- Work instructions
Make a tally of the lines in the records that include the string "grid", and give only that number.

- Data rows
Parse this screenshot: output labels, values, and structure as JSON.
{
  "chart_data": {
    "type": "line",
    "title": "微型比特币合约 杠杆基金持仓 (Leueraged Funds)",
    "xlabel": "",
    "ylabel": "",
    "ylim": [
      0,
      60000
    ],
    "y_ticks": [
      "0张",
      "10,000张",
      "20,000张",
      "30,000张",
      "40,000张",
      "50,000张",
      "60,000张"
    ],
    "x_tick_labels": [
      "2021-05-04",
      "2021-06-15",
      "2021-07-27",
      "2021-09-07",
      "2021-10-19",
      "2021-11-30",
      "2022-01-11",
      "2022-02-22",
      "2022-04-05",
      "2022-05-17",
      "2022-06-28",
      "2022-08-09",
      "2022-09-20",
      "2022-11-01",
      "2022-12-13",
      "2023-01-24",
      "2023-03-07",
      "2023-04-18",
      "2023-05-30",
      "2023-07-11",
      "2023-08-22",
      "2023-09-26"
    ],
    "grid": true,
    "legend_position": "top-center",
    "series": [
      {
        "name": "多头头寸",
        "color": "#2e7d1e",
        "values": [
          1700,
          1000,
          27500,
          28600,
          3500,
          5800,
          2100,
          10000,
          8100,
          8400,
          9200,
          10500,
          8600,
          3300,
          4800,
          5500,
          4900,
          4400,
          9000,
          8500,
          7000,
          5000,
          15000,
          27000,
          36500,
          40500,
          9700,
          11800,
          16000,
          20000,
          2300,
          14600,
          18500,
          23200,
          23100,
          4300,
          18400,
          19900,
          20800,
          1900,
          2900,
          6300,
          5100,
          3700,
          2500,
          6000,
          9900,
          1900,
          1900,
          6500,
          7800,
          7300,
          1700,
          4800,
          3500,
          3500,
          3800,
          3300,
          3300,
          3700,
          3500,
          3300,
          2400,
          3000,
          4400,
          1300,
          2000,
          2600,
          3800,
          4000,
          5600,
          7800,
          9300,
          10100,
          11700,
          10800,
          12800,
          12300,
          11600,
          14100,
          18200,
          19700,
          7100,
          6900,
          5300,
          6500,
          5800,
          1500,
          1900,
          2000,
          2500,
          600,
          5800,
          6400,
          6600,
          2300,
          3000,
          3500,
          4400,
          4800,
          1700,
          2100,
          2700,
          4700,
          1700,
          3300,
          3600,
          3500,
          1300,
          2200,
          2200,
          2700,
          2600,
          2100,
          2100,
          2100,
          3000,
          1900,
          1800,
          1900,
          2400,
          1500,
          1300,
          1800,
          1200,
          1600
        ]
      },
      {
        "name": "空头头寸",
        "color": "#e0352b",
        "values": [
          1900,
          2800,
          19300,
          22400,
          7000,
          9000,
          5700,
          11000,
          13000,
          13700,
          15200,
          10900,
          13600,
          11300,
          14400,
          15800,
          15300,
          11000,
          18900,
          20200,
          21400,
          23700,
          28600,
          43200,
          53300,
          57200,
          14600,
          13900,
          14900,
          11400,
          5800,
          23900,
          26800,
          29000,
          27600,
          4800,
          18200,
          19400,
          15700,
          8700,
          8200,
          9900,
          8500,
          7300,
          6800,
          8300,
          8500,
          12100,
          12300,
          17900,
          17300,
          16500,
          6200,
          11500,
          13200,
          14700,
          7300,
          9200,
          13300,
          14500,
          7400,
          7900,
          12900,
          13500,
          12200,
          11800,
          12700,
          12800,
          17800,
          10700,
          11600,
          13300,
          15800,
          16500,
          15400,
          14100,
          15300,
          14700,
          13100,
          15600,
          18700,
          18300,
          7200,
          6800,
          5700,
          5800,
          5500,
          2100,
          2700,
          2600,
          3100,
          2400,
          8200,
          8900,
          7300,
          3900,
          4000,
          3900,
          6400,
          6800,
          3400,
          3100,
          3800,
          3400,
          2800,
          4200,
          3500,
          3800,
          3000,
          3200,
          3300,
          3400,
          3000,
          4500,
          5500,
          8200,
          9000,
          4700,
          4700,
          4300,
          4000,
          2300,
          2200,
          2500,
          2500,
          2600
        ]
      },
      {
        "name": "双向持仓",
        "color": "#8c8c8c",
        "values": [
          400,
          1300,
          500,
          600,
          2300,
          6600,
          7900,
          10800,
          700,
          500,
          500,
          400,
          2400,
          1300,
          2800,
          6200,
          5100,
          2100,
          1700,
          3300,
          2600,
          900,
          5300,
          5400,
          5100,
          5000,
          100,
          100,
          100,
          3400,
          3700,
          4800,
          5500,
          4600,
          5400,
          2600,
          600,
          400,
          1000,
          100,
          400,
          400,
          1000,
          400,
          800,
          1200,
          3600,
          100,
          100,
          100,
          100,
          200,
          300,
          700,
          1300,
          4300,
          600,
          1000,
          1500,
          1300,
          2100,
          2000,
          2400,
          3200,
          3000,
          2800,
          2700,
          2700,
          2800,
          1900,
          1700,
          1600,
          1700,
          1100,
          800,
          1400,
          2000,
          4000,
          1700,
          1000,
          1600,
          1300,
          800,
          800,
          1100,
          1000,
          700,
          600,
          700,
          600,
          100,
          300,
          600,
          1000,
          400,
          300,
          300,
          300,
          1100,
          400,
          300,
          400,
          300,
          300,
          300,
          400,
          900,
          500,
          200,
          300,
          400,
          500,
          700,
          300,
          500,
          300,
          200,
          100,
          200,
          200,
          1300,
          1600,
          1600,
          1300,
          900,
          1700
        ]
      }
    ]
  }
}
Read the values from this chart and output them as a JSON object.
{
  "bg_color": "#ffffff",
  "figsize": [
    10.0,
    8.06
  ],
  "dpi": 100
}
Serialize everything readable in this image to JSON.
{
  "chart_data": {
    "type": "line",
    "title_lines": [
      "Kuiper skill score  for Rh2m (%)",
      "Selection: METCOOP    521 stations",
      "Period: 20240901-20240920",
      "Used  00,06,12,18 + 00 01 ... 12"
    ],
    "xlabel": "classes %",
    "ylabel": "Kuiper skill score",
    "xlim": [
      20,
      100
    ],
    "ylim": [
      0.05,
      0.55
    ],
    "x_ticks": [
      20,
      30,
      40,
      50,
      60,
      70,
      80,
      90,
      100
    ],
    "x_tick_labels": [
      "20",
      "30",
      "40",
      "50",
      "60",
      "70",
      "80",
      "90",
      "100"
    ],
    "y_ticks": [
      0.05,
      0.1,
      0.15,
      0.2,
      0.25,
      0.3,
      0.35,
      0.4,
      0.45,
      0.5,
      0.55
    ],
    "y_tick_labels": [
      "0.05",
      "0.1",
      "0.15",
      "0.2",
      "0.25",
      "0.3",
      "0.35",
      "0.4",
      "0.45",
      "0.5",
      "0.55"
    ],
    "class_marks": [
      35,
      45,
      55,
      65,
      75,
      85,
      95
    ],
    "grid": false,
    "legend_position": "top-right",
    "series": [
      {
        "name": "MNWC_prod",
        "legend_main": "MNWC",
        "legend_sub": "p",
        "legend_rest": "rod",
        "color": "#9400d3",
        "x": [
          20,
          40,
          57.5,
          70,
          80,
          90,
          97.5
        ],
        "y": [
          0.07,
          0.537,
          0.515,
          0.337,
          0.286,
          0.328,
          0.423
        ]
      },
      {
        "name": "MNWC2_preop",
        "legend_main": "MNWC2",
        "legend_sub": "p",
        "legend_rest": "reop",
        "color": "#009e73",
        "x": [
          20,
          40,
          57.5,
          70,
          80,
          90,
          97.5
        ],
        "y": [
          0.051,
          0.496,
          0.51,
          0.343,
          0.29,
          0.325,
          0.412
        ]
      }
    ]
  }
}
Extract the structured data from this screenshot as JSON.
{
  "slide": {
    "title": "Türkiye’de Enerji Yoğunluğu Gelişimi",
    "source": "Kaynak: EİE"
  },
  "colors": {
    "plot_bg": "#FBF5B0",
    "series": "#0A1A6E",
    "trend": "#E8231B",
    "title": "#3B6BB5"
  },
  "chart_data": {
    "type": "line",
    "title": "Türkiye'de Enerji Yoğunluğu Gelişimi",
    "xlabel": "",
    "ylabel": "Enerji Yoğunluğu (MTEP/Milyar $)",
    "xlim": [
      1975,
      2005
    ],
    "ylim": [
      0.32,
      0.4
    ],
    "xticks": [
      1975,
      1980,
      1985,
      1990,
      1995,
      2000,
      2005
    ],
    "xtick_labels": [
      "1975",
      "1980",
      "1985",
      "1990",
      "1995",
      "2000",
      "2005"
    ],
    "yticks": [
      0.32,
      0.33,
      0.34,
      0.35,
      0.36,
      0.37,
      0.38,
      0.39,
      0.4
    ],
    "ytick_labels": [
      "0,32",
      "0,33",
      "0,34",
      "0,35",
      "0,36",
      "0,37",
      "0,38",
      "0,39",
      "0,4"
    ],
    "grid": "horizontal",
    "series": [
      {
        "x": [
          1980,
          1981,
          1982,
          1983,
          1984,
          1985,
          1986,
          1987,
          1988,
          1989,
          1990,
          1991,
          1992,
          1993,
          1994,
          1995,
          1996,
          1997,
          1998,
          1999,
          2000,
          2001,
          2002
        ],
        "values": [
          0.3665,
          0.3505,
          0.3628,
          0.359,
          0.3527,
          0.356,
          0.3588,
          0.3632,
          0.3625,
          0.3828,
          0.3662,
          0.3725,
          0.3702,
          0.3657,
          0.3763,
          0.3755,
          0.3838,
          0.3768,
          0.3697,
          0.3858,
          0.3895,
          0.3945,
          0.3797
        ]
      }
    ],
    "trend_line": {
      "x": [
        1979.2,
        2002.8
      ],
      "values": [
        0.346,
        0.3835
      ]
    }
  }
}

- Answer in full
3